__Dataset content__
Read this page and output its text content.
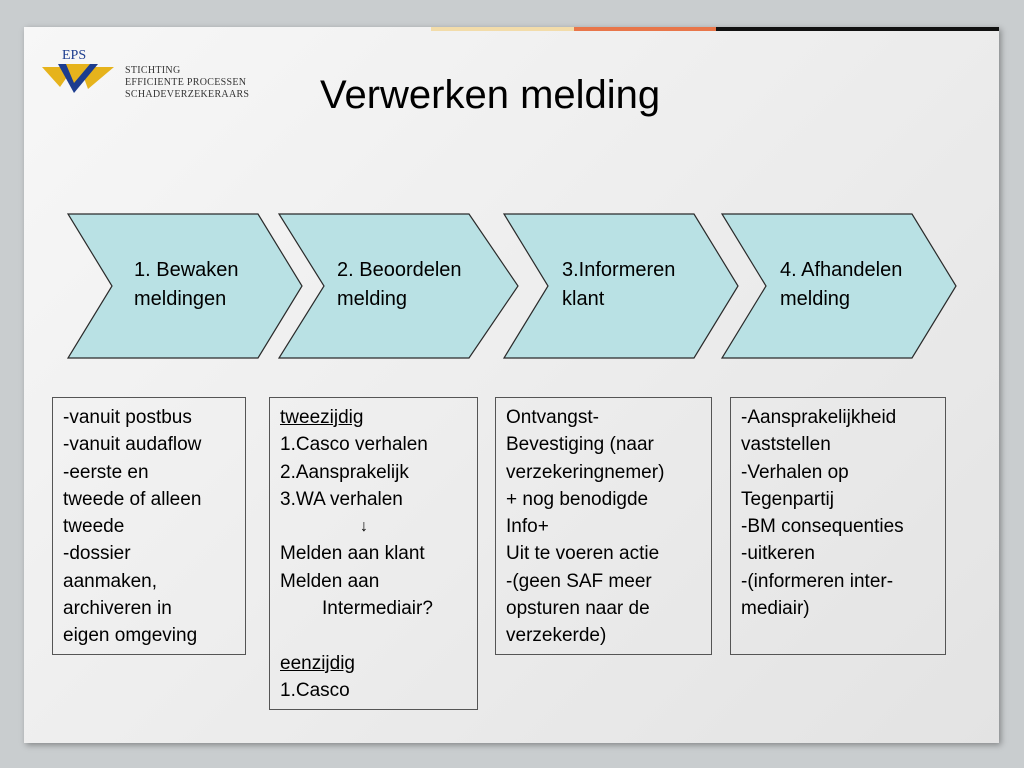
EPS
STICHTING
EFFICIENTE PROCESSEN
SCHADEVERZEKERAARS Verwerken melding
1. Bewaken
meldingen
2. Beoordelen
melding
3.Informeren
klant
4. Afhandelen
melding
-vanuit postbus
-vanuit audaflow
-eerste en
tweede of alleen
tweede
-dossier
aanmaken,
archiveren in
eigen omgeving
tweezijdig
1.Casco verhalen
2.Aansprakelijk
3.WA verhalen
↓
Melden aan klant
Melden aan
Intermediair?
eenzijdig
1.Casco
Ontvangst-
Bevestiging (naar
verzekeringnemer)
+ nog benodigde
Info+
Uit te voeren actie
-(geen SAF meer
opsturen naar de
verzekerde)
-Aansprakelijkheid
vaststellen
-Verhalen op
Tegenpartij
-BM consequenties
-uitkeren
-(informeren inter-
mediair)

__What you have to do__
Pictures stay out of the copy; please restate every record above exactly.

__Full answer__
Read this page and output its text content.
EPS
STICHTING
EFFICIENTE PROCESSEN
SCHADEVERZEKERAARS Verwerken melding
1. Bewaken
meldingen
2. Beoordelen
melding
3.Informeren
klant
4. Afhandelen
melding
-vanuit postbus
-vanuit audaflow
-eerste en
tweede of alleen
tweede
-dossier
aanmaken,
archiveren in
eigen omgeving
tweezijdig
1.Casco verhalen
2.Aansprakelijk
3.WA verhalen
↓
Melden aan klant
Melden aan
Intermediair?
eenzijdig
1.Casco
Ontvangst-
Bevestiging (naar
verzekeringnemer)
+ nog benodigde
Info+
Uit te voeren actie
-(geen SAF meer
opsturen naar de
verzekerde)
-Aansprakelijkheid
vaststellen
-Verhalen op
Tegenpartij
-BM consequenties
-uitkeren
-(informeren inter-
mediair)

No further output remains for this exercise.